## [WHAT TO PRODUCE]
Every line that contains the word "Gjeni" should be copied.

## [RECORDED DATA]
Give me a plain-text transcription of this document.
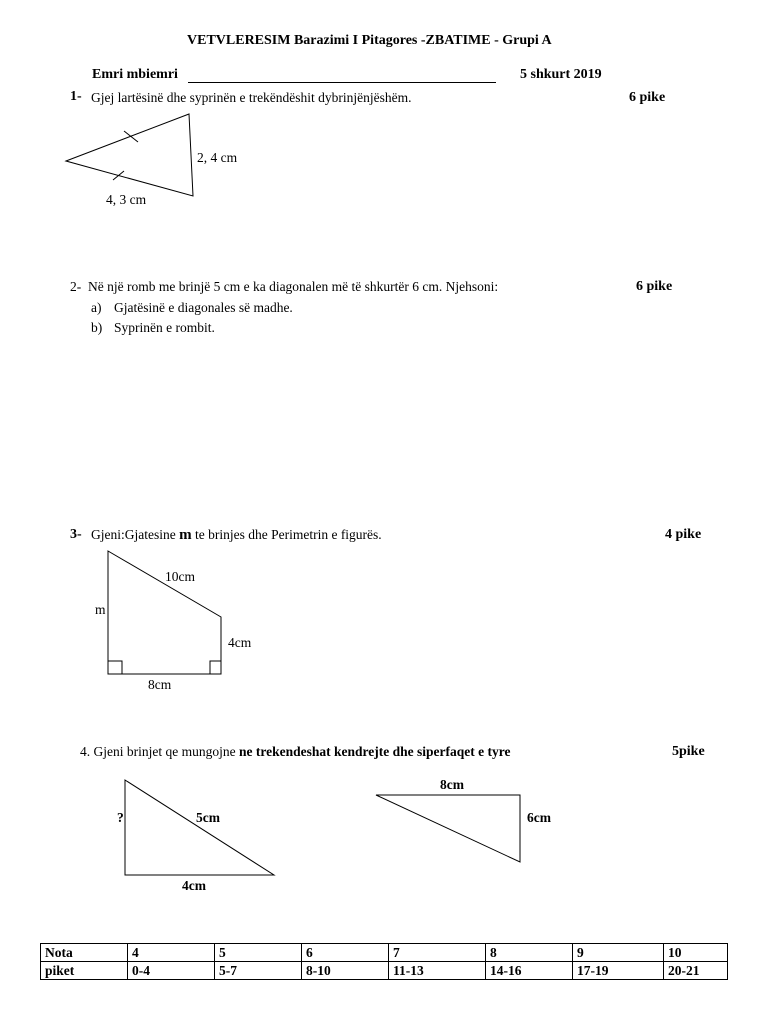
VETVLERESIM Barazimi I Pitagores -ZBATIME - Grupi A
Emri mbiemri	5 shkurt 2019
1- Gjej lartësinë dhe syprinën e trekëndëshit dybrinjënjëshëm.	6 pike
2, 4 cm
4, 3 cm
2- Në një romb me brinjë 5 cm e ka diagonalen më të shkurtër 6 cm. Njehsoni:	6 pike
a) Gjatësinë e diagonales së madhe.
b) Syprinën e rombit.
3- Gjeni:Gjatesine m te brinjes dhe Perimetrin e figurës.	4 pike
10cm
m
4cm
8cm
4. Gjeni brinjet qe mungojne ne trekendeshat kendrejte dhe siperfaqet e tyre	5pike
?	5cm
4cm
8cm
6cm
Nota	4	5	6	7	8	9	10
piket	0-4	5-7	8-10	11-13	14-16	17-19	20-21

## [ANSWER TO THIS PROBLEM]
3- Gjeni:Gjatesine m te brinjes dhe Perimetrin e figurës.	4 pike
4. Gjeni brinjet qe mungojne ne trekendeshat kendrejte dhe siperfaqet e tyre	5pike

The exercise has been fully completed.